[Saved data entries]
============

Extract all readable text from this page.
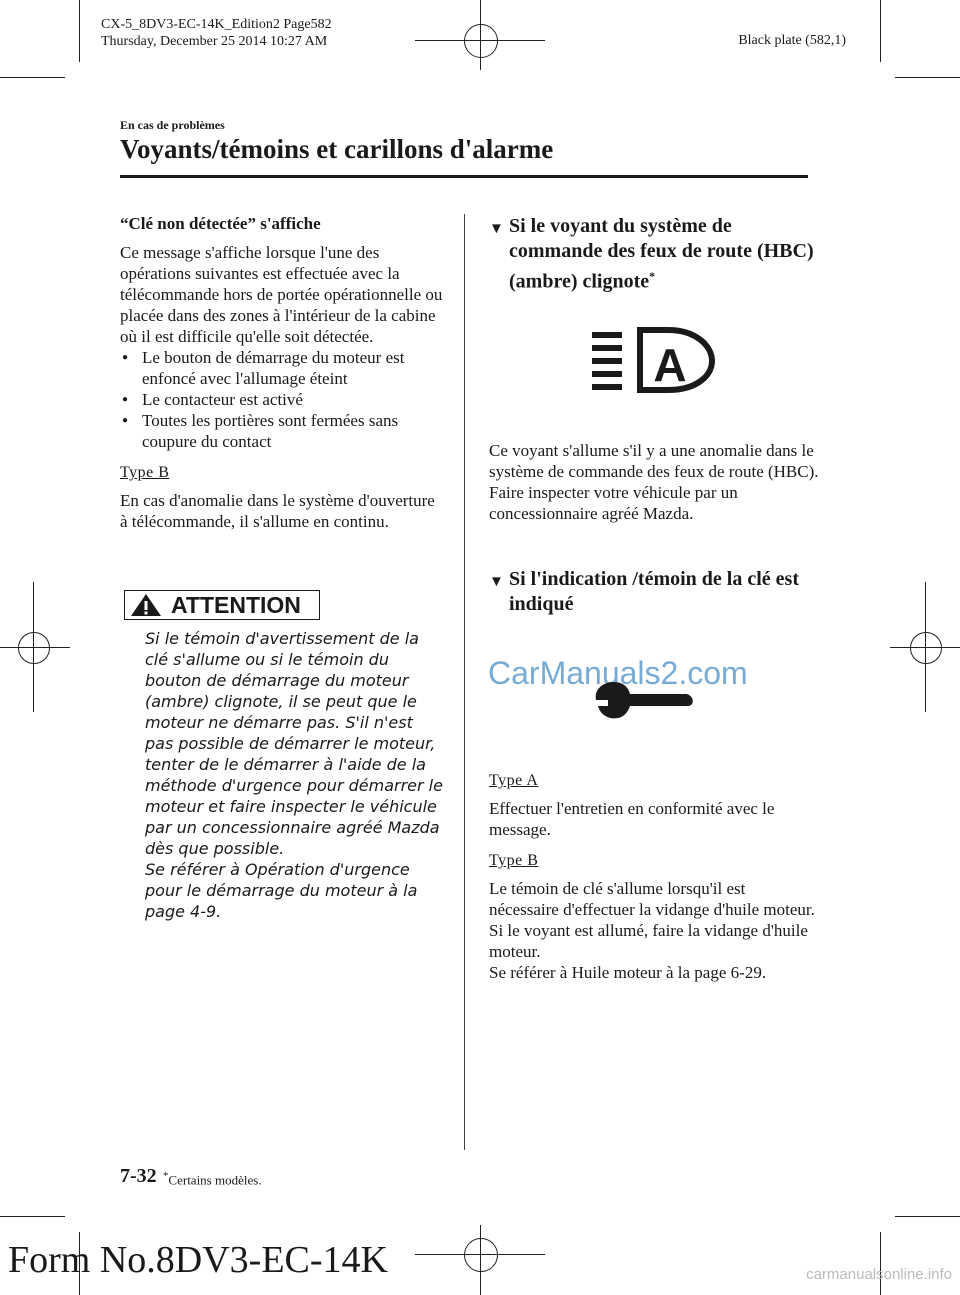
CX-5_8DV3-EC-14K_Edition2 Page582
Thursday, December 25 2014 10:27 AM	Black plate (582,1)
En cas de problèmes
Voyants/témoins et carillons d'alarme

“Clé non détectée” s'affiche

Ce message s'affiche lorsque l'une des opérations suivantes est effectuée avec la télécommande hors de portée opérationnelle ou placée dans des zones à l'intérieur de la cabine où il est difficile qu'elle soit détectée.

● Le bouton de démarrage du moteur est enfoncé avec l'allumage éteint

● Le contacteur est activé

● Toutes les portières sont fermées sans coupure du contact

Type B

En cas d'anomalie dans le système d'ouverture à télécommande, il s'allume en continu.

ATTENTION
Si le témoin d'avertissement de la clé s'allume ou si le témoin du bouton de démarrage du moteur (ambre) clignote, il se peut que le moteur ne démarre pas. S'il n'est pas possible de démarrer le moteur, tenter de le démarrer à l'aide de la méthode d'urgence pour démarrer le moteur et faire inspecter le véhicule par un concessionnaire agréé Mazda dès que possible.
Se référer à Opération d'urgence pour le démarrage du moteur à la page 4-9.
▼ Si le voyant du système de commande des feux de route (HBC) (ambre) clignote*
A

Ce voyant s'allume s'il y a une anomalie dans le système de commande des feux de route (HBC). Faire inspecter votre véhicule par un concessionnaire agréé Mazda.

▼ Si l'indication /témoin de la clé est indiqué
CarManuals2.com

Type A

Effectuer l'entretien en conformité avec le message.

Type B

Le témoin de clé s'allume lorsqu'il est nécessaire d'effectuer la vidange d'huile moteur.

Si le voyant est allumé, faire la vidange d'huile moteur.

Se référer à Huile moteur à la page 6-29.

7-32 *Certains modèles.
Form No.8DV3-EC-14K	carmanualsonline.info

============

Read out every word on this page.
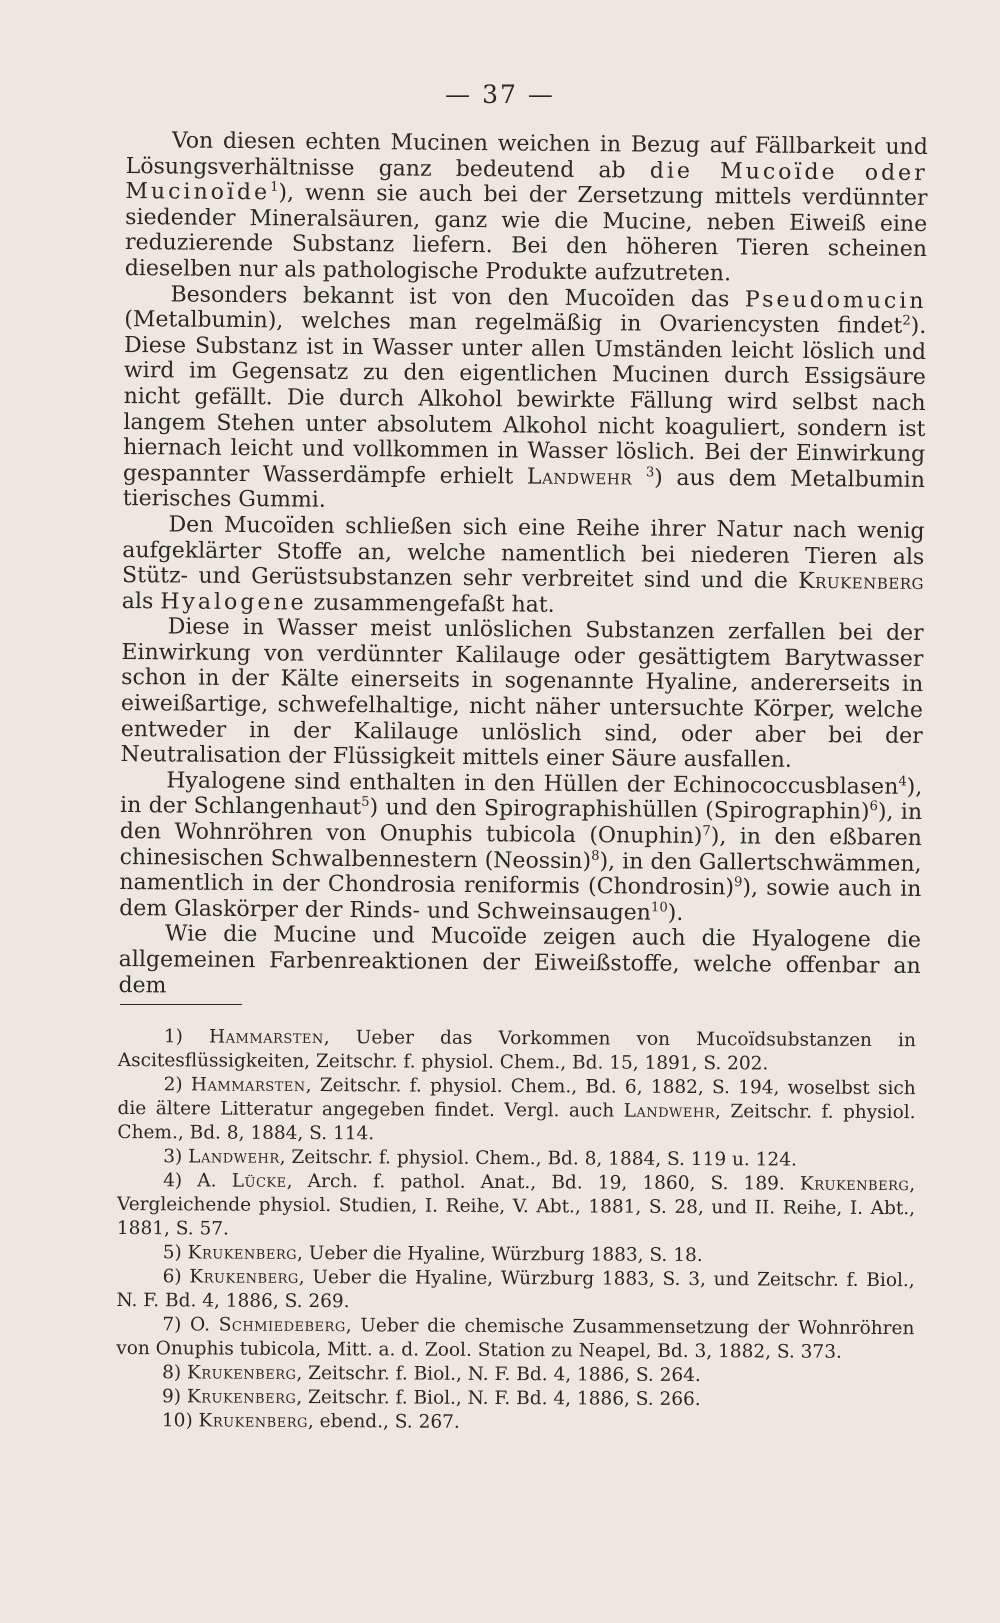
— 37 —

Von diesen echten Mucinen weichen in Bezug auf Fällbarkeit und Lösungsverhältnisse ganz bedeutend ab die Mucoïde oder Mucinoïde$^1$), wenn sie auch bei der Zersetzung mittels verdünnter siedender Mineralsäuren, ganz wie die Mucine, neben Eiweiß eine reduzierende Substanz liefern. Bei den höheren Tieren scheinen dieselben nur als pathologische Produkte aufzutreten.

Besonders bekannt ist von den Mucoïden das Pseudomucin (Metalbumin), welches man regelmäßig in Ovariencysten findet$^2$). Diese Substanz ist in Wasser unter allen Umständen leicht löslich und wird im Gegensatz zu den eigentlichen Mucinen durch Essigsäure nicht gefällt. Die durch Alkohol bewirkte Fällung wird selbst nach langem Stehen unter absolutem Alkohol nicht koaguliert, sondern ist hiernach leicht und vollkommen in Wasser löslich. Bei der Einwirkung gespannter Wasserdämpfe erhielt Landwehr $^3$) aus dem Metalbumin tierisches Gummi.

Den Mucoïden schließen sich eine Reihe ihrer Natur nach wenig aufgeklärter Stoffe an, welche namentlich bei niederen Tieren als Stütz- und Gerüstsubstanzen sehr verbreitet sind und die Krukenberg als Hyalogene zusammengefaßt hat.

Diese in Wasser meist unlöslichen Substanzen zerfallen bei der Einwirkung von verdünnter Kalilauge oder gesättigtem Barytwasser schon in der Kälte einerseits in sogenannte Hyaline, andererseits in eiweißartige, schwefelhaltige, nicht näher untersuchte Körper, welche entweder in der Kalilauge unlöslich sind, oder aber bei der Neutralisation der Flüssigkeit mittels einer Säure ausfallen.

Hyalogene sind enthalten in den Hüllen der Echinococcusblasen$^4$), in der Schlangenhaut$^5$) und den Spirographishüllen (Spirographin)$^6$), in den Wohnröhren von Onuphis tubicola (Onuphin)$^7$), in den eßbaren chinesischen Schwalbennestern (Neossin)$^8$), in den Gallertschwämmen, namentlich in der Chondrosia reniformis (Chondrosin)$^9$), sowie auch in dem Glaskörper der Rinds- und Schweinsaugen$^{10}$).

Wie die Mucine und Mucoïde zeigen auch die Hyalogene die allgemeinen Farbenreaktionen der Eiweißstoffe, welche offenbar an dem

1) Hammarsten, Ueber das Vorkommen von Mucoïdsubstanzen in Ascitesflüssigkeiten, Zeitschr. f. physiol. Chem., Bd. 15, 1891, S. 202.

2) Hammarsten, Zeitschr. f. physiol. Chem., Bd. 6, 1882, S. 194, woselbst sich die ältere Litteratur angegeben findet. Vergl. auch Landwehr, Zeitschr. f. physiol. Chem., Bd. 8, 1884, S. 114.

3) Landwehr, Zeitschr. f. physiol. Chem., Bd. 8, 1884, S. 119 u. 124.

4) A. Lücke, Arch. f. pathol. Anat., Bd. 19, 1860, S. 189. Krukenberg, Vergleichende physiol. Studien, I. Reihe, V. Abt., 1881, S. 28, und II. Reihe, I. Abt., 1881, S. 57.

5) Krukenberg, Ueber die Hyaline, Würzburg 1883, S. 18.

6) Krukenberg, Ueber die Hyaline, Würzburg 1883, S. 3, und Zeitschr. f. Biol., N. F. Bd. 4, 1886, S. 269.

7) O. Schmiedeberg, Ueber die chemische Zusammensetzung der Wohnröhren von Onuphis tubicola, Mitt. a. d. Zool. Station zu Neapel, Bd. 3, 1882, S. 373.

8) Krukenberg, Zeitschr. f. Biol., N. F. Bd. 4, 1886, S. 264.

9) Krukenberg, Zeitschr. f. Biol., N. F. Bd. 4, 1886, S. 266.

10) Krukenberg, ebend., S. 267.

============

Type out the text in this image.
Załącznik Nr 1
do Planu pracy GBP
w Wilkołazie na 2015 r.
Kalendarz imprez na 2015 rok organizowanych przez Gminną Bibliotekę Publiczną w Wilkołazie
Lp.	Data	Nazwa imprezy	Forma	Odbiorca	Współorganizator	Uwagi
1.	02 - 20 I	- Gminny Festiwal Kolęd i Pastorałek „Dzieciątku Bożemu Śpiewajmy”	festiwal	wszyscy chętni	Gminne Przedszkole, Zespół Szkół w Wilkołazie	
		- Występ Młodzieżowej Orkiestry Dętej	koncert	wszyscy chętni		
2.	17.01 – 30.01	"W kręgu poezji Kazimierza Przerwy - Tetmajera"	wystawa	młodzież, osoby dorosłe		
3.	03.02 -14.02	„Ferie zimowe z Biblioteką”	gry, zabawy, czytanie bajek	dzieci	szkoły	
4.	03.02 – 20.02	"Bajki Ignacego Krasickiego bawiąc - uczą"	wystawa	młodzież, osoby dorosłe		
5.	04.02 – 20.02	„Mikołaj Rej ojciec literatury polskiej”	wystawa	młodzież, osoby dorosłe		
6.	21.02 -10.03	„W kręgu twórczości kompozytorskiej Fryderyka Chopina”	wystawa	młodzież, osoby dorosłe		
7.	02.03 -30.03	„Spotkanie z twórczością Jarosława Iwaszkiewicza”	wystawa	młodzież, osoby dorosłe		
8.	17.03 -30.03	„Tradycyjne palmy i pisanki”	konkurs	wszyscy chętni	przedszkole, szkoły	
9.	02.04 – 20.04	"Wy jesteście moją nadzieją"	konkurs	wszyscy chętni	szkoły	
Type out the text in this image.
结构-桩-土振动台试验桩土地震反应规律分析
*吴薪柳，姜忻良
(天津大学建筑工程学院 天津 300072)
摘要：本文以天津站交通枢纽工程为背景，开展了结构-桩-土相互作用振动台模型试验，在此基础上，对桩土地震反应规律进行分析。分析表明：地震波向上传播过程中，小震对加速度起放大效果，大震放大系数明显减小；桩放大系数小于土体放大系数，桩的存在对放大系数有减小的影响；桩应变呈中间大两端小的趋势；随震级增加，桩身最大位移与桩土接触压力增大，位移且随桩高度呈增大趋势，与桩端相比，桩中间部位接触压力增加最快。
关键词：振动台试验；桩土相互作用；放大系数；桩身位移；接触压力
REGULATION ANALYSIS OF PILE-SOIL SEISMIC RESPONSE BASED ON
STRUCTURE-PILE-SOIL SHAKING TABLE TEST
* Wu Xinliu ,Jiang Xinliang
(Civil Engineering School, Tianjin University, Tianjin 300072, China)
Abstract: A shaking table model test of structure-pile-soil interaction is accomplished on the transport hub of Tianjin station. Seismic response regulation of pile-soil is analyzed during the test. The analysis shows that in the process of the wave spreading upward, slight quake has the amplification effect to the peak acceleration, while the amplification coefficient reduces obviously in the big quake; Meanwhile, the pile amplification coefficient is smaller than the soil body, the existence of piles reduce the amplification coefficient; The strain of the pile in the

============

# THE EXERCISE
Tally the lines in these entries that have the string "ambre" in them, then answer with the count and nothing else.

# WRITTEN SOLUTION
2